> TASK DESCRIPTION
Please find all lines in the data that hold the string "label" and copy them.

> A run of records

++++++++++

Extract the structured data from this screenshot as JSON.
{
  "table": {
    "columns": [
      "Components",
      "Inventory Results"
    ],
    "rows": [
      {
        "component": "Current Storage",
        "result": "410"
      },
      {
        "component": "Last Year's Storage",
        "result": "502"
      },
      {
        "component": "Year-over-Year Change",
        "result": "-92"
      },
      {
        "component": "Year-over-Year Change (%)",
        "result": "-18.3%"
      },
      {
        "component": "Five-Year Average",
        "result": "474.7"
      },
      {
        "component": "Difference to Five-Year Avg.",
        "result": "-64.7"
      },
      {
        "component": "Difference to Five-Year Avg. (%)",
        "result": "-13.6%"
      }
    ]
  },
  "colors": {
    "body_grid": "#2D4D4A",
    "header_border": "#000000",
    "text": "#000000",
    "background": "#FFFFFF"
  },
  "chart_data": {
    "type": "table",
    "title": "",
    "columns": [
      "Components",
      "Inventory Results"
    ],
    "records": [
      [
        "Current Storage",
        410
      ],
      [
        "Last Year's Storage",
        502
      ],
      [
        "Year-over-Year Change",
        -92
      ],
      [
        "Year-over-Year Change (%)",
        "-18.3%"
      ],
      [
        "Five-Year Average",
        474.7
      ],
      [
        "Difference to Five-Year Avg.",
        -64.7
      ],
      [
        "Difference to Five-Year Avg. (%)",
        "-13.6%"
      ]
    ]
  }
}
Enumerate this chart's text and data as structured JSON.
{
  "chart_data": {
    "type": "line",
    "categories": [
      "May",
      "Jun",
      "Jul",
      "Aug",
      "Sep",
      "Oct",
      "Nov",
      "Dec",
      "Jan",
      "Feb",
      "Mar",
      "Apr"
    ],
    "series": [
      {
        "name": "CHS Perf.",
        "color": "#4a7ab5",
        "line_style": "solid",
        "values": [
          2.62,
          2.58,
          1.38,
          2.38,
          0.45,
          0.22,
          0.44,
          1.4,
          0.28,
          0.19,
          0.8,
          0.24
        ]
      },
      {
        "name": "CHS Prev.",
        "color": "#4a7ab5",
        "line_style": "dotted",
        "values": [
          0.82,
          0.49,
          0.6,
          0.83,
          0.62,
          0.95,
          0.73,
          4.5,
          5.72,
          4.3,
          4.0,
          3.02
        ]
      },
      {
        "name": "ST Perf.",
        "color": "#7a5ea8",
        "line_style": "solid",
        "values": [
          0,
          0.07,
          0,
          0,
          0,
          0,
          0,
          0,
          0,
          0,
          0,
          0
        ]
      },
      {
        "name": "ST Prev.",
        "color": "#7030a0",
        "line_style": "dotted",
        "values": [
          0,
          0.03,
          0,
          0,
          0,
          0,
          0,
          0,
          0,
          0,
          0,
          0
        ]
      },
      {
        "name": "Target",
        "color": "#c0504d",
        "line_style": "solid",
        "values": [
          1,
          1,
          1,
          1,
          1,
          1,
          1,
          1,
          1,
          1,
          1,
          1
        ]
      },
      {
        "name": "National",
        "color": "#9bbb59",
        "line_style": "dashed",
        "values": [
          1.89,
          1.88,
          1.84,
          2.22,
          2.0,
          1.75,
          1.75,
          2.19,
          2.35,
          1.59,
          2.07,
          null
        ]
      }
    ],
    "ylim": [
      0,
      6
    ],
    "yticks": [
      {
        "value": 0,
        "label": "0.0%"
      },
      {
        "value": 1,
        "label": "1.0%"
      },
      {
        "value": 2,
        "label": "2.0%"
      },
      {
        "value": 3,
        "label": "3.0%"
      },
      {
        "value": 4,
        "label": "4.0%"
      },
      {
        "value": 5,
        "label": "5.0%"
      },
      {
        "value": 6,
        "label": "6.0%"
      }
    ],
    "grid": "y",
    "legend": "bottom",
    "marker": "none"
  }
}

++++++++++

> SOLVED PROBLEM
        "label": "0.0%"
        "label": "1.0%"
        "label": "2.0%"
        "label": "3.0%"
        "label": "4.0%"
        "label": "5.0%"
        "label": "6.0%"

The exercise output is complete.